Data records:
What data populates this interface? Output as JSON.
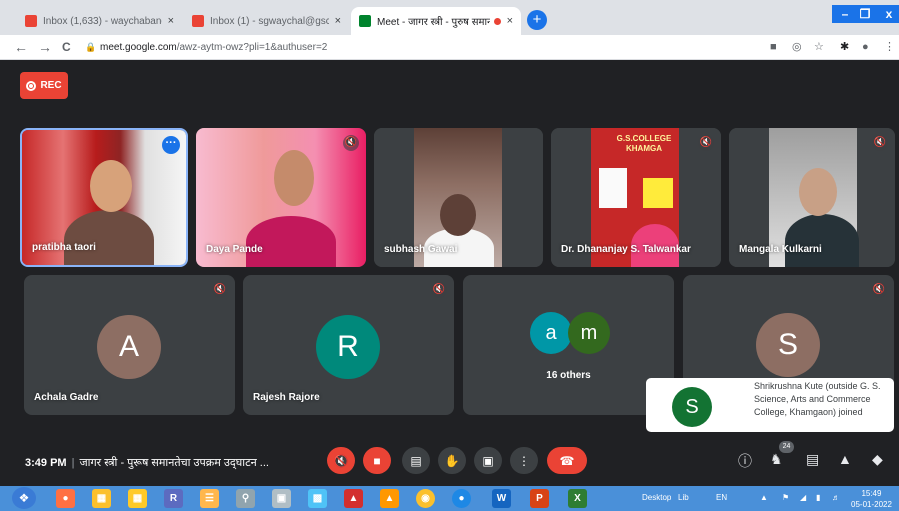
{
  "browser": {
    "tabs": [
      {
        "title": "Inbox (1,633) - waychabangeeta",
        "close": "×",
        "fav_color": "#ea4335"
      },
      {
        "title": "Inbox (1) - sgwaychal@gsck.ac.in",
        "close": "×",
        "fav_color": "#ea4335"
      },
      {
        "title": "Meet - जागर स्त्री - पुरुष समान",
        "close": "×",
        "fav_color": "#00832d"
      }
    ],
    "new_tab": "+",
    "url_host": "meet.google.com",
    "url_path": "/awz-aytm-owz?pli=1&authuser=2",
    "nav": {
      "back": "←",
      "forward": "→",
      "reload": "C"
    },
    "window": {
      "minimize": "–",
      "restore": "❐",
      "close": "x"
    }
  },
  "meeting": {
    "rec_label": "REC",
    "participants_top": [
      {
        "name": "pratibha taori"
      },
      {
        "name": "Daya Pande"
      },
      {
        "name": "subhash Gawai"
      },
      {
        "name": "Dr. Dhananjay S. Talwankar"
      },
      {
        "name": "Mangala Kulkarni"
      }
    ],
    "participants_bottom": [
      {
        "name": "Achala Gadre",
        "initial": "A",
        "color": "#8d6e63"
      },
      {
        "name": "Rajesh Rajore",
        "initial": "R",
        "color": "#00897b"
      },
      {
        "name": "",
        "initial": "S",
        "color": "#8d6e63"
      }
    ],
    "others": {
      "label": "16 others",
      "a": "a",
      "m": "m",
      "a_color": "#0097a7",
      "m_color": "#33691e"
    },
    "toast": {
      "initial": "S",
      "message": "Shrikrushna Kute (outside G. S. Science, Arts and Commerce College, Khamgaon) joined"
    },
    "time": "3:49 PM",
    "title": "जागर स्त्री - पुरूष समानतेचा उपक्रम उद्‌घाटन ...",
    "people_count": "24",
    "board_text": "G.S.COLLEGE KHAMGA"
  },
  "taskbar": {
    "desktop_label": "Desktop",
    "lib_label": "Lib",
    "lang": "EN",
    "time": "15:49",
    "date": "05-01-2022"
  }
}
* * *
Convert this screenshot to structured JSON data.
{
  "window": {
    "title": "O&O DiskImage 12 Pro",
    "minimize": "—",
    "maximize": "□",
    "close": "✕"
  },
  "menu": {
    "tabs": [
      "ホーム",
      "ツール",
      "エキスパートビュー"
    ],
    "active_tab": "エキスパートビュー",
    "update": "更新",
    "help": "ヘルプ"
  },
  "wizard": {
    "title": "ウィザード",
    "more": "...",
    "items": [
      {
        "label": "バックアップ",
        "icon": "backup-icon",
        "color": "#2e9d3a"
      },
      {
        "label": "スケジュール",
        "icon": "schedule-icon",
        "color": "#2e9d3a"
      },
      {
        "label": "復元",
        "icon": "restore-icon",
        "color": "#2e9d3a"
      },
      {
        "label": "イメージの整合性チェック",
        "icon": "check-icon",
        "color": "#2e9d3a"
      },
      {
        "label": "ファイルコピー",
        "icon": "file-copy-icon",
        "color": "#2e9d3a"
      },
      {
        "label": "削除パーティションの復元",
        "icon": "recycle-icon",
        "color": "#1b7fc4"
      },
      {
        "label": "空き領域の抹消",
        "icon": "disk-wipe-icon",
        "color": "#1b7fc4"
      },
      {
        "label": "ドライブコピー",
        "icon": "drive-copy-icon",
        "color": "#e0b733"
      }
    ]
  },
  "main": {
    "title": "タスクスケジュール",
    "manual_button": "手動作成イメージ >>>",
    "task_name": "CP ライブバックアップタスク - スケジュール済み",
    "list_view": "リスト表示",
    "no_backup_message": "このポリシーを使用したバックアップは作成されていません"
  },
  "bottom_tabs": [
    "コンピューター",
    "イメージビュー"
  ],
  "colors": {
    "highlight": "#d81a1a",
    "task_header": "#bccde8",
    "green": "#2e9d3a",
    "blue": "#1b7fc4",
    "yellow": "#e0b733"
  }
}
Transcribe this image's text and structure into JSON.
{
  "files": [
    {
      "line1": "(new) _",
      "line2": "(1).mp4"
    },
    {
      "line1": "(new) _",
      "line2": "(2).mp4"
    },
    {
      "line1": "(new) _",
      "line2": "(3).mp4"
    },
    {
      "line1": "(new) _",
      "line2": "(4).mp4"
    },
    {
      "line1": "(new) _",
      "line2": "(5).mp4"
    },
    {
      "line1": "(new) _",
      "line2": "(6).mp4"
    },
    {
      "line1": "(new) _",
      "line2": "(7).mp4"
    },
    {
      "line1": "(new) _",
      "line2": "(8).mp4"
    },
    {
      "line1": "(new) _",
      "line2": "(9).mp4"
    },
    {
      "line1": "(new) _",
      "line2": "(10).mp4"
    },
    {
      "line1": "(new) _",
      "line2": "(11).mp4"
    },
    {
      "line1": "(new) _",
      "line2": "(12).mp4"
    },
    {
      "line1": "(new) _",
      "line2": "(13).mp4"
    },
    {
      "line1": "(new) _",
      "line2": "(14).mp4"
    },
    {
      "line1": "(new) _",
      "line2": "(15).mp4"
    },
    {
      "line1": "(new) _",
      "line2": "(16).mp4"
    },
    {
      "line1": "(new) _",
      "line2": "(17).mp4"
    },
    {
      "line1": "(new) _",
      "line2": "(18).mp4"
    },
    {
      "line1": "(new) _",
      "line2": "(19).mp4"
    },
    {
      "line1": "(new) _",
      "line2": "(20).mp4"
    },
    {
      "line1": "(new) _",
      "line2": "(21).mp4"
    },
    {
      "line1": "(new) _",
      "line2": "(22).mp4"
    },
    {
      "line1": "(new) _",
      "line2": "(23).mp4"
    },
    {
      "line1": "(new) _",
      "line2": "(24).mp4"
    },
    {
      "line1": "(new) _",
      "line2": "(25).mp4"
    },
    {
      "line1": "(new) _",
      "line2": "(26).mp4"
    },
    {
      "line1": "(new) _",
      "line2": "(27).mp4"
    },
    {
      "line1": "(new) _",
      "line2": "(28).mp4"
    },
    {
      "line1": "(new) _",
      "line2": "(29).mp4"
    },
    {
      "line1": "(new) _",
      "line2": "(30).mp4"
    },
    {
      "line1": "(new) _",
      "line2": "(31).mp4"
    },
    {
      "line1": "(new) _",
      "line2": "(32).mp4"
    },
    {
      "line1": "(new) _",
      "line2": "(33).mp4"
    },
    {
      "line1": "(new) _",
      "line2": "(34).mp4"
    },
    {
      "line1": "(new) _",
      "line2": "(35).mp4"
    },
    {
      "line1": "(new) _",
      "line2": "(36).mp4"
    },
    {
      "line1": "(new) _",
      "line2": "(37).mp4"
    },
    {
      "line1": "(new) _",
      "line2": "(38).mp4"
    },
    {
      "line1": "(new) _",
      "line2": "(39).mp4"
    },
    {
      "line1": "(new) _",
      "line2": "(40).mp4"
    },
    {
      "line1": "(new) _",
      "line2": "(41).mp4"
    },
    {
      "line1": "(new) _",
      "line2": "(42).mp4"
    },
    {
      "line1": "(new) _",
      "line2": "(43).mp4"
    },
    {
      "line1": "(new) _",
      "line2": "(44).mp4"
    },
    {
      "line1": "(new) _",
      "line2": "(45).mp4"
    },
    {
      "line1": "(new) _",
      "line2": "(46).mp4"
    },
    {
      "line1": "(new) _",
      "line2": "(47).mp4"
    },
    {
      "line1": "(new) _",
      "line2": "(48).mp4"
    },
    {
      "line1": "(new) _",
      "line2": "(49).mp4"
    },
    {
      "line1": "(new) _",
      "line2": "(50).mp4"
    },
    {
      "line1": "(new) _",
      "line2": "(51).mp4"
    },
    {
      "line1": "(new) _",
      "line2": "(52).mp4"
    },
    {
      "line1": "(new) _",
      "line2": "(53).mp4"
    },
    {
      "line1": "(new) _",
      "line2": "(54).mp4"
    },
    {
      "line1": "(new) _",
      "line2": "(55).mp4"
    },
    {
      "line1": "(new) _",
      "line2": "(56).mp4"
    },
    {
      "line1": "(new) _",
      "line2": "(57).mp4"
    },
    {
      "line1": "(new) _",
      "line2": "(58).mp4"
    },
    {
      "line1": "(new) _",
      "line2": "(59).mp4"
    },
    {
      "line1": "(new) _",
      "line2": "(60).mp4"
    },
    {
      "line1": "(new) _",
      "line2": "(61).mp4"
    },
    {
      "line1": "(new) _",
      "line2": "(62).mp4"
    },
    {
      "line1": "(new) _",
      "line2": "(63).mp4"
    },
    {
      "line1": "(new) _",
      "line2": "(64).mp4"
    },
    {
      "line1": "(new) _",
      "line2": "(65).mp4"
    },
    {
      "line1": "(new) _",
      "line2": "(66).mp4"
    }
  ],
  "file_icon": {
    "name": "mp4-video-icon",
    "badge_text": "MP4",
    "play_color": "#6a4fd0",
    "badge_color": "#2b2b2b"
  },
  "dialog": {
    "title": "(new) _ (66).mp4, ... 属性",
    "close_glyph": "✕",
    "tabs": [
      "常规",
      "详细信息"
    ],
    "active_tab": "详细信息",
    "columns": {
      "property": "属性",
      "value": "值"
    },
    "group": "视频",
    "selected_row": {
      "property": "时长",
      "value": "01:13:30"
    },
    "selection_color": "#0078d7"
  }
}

### BRIEF
Work out the number of lines in this listing that include the word "JSON". Reply with that number only.

### ANSWER
3